■ **Brief**
Do any lines in the data below contain "type"? If so, copy every one of them.

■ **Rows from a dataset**
_ _ _ _ _
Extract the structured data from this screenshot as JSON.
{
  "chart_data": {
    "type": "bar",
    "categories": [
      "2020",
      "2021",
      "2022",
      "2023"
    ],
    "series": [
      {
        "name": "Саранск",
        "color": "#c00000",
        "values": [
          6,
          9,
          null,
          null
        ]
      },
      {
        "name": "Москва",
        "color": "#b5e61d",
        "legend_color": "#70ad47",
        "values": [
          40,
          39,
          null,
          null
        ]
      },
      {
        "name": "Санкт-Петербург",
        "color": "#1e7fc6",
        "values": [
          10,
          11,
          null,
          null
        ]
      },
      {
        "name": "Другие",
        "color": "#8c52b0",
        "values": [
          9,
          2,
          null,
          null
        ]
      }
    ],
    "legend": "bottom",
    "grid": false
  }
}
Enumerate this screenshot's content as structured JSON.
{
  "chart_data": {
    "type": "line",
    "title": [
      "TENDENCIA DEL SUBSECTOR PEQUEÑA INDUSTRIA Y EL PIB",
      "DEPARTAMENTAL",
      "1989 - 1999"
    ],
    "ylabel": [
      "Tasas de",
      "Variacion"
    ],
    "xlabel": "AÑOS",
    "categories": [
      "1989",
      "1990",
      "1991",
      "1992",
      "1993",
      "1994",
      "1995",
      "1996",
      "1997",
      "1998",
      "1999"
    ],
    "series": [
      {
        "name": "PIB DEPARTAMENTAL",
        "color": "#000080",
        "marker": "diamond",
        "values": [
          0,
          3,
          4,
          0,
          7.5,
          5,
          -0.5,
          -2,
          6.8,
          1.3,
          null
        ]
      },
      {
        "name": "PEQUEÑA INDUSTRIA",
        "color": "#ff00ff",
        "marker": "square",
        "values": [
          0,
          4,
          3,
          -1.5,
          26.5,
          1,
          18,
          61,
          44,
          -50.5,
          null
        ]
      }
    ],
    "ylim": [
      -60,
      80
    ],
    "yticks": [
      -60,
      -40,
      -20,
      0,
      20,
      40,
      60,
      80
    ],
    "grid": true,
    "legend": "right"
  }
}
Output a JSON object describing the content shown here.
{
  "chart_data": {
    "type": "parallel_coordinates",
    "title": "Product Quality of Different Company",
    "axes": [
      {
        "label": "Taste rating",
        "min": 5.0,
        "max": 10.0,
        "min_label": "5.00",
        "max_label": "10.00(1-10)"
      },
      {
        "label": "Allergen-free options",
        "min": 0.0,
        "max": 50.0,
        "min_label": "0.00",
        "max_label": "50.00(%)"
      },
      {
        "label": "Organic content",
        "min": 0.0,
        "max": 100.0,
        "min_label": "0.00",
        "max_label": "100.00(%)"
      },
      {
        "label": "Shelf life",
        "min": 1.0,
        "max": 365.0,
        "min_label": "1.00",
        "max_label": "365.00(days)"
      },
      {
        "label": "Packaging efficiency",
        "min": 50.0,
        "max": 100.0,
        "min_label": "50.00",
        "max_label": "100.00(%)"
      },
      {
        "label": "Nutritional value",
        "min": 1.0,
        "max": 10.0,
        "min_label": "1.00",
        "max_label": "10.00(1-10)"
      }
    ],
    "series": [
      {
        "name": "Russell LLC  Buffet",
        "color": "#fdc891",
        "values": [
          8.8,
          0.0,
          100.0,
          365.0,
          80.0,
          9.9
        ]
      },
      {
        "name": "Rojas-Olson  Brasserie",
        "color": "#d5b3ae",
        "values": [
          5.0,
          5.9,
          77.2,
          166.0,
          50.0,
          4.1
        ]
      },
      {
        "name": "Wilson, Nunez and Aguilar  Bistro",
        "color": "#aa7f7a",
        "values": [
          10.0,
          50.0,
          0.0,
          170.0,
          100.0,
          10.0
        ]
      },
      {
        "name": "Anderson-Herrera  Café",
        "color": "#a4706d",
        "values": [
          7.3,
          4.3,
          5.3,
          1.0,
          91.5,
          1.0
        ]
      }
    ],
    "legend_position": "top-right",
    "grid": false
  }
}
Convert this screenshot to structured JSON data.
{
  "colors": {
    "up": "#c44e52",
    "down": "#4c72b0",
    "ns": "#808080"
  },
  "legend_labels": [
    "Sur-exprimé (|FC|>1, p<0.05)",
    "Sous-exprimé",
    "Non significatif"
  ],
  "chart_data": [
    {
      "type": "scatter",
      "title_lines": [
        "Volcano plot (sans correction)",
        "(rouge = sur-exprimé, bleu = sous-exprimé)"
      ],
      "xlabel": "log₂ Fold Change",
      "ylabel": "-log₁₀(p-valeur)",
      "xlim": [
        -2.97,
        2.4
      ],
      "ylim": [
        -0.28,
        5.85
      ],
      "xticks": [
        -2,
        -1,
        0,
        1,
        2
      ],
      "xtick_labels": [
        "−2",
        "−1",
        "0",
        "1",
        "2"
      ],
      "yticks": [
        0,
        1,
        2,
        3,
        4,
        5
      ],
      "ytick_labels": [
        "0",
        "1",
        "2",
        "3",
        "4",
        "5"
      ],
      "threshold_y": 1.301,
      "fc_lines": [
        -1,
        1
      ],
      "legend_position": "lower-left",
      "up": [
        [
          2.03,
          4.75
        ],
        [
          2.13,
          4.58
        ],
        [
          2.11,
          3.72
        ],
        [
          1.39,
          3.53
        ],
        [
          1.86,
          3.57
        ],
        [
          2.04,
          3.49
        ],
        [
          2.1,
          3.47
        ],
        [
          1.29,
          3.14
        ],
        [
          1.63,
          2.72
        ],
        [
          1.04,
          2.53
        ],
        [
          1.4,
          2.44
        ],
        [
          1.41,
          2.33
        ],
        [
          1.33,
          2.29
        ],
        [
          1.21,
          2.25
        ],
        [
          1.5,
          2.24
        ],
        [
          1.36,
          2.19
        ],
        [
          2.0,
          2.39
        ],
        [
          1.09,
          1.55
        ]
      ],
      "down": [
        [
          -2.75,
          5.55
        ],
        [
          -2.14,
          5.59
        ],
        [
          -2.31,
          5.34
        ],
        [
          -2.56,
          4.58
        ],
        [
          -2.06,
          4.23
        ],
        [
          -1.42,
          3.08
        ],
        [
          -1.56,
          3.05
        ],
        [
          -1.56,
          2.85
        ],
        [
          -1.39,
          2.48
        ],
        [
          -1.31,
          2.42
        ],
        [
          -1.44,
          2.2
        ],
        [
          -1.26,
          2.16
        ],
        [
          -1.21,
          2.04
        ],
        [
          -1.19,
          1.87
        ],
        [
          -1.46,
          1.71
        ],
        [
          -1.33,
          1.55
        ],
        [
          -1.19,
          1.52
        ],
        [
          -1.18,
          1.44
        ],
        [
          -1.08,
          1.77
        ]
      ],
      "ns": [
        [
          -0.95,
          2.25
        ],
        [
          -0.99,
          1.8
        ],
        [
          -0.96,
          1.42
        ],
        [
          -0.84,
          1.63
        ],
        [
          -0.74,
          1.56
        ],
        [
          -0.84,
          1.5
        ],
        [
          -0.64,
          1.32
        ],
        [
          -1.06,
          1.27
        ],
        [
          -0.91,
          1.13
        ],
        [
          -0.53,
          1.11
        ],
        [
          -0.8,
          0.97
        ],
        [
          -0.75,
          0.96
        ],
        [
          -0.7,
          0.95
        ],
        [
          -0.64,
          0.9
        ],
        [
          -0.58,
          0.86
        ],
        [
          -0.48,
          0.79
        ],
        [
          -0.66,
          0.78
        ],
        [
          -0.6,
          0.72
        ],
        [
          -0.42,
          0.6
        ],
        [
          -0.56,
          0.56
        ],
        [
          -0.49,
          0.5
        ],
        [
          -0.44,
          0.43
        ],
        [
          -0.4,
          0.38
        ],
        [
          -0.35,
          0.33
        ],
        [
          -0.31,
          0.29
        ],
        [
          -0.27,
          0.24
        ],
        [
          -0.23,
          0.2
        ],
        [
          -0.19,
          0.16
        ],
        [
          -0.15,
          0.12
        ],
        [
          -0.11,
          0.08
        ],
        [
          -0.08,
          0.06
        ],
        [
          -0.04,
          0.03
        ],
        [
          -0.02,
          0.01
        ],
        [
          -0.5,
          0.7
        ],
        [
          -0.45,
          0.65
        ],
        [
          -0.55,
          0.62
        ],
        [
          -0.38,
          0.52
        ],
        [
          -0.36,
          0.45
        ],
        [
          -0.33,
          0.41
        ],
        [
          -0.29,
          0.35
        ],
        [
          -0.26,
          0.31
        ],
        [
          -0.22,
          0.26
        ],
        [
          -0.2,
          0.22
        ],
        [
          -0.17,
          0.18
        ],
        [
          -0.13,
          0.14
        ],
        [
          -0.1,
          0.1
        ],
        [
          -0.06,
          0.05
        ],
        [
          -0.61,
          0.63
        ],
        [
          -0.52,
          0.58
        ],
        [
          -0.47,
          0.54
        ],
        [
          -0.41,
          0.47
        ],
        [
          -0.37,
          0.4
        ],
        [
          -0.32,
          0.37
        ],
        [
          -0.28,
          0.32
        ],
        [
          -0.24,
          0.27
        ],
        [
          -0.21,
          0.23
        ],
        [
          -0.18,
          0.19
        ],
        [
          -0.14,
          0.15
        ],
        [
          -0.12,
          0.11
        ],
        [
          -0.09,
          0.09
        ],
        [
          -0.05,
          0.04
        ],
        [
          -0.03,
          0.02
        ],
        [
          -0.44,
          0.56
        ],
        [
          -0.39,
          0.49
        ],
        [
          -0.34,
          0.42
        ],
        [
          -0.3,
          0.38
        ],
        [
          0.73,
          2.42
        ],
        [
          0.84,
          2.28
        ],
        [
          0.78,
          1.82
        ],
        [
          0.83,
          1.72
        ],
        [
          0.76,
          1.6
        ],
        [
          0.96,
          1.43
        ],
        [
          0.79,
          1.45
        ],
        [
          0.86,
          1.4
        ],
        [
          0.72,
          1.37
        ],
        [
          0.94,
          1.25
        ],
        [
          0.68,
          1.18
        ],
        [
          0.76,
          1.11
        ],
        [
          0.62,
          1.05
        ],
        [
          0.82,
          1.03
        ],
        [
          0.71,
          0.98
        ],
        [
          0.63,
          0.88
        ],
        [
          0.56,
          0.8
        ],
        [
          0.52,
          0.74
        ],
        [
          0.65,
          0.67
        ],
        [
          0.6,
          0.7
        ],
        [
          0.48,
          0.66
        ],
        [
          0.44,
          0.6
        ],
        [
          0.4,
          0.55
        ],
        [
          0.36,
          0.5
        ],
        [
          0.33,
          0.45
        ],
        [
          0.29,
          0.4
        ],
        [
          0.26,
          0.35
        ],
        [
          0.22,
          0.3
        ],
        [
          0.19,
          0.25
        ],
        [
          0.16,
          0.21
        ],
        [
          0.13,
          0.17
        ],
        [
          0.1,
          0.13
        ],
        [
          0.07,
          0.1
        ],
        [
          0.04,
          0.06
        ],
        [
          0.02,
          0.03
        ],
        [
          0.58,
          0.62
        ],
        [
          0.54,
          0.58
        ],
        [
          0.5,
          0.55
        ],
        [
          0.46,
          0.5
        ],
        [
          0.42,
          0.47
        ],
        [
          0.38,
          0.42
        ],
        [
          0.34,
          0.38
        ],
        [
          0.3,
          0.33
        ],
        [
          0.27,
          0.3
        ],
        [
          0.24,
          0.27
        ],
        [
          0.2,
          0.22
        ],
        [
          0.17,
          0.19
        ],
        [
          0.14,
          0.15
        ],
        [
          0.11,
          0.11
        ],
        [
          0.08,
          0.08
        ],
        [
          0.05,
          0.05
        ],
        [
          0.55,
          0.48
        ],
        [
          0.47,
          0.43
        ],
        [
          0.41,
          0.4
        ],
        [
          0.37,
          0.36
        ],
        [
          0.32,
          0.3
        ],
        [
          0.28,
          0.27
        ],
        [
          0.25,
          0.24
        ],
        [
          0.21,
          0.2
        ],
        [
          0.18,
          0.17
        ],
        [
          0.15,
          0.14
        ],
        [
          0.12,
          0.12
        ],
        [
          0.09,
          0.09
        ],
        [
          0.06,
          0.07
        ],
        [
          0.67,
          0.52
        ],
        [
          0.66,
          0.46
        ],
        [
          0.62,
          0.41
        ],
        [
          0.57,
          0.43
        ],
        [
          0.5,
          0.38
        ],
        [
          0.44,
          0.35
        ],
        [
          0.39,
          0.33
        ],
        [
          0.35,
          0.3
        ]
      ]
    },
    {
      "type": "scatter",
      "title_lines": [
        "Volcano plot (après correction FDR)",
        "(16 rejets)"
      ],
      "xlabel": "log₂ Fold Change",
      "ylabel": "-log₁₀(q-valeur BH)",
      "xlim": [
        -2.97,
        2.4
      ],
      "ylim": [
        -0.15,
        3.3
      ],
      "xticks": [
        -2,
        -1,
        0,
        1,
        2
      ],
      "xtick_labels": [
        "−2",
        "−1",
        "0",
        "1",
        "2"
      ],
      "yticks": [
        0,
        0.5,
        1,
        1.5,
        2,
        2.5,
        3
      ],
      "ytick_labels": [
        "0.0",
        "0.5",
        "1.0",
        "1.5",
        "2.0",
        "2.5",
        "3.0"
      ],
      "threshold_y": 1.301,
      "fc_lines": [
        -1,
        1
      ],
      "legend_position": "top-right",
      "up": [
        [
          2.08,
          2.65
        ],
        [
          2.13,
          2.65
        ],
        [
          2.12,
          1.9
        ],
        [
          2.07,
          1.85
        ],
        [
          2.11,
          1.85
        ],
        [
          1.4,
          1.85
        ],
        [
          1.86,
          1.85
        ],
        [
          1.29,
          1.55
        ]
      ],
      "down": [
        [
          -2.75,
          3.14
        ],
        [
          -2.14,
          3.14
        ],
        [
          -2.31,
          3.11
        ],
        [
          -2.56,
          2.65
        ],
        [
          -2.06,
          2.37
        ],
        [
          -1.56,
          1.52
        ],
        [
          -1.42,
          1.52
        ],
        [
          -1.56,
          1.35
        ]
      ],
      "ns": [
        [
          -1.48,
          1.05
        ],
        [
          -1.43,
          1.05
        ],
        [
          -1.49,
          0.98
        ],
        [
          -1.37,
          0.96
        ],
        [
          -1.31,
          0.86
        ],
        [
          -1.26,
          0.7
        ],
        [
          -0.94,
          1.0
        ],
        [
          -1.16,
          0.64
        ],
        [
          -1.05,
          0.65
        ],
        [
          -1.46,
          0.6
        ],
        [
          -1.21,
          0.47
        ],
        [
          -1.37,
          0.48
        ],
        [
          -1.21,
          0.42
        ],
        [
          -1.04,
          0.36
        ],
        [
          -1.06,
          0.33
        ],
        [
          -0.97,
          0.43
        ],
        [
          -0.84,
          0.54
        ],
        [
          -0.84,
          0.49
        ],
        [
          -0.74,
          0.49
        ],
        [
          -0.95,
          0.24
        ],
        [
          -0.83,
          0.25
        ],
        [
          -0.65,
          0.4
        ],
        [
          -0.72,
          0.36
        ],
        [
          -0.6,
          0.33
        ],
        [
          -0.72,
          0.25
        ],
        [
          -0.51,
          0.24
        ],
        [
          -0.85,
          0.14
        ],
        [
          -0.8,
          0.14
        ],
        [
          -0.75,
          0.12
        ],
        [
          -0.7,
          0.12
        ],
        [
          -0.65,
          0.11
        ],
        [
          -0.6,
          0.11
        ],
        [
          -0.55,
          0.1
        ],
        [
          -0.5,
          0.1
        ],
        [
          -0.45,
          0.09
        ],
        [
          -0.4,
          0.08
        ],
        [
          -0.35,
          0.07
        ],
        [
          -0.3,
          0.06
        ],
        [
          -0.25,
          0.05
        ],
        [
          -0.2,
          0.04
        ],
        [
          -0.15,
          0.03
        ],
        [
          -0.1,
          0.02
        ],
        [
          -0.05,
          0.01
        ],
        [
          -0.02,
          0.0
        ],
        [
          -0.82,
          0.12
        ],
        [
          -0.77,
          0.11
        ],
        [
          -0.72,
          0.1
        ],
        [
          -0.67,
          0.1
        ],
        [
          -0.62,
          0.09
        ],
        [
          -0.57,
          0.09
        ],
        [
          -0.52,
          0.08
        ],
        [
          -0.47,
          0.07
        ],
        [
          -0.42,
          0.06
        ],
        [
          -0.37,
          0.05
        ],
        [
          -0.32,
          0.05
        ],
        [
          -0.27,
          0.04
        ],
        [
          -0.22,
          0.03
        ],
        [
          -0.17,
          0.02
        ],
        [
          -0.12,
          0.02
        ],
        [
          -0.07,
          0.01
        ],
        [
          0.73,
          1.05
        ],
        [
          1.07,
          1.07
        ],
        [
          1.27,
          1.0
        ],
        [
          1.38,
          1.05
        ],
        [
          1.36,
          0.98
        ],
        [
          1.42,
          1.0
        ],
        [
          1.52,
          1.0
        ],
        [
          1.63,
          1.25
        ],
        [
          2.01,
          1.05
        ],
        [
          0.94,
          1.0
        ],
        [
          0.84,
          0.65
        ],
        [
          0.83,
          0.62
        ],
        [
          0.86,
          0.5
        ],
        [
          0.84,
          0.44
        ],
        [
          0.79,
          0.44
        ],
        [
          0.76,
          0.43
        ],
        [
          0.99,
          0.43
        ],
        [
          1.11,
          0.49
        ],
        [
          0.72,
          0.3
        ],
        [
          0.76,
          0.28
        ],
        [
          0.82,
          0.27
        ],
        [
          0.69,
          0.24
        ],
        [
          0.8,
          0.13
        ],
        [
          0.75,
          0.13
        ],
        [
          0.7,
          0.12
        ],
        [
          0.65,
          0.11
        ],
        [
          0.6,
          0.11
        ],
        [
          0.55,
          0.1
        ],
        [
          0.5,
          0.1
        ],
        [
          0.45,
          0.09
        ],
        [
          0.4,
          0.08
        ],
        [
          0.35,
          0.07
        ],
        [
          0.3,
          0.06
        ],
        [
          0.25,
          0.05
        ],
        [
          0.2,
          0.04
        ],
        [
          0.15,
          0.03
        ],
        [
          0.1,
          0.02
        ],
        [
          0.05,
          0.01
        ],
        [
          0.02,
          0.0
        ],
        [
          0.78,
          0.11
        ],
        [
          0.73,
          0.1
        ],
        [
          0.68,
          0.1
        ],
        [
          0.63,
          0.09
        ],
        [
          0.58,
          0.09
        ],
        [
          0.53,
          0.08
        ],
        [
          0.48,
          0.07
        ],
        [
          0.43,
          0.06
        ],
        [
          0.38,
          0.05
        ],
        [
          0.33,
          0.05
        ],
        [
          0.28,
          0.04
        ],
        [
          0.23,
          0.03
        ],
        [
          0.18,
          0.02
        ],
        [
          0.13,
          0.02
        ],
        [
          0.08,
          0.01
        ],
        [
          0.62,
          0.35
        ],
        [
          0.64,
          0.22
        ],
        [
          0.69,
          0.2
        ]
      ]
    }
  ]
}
_ _ _ _ _
■ **Answer to this task**
    "type": "bar",
    "type": "line",
    "type": "parallel_coordinates",
      "type": "scatter",
      "type": "scatter",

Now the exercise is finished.